# Stated problem:
Scan the material and copy every line in which "text" appears.

>>

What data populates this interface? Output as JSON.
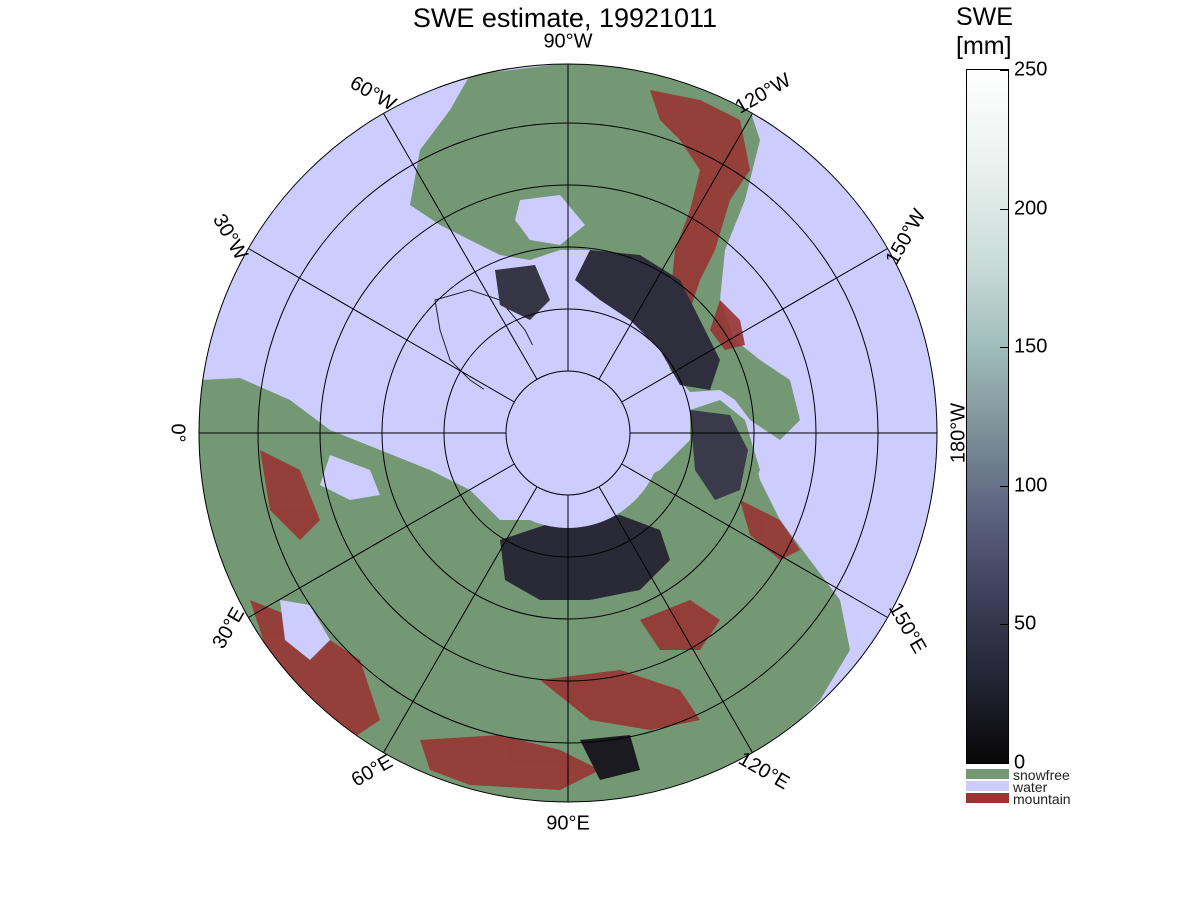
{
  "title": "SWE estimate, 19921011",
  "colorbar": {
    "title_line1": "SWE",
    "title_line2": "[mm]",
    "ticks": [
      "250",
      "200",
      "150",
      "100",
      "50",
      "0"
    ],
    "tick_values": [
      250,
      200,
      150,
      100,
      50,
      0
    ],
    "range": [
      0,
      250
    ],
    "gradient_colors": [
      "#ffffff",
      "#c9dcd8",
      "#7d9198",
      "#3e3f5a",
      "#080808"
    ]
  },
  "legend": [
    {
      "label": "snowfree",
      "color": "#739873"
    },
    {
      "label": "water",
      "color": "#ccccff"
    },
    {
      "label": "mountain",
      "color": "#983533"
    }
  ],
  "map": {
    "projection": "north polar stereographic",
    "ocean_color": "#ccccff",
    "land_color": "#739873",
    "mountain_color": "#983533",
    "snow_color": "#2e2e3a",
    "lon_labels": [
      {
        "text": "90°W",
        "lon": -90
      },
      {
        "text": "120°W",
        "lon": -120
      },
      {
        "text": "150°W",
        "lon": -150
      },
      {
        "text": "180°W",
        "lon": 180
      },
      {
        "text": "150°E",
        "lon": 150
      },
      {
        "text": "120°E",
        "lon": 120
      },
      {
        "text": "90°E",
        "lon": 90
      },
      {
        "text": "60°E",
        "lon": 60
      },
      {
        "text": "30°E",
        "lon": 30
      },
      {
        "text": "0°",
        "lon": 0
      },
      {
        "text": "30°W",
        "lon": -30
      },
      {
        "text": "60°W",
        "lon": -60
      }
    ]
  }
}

<<

# Response to this exercise:
        "text": "90°W",
        "text": "120°W",
        "text": "150°W",
        "text": "180°W",
        "text": "150°E",
        "text": "120°E",
        "text": "90°E",
        "text": "60°E",
        "text": "30°E",
        "text": "0°",
        "text": "30°W",
        "text": "60°W",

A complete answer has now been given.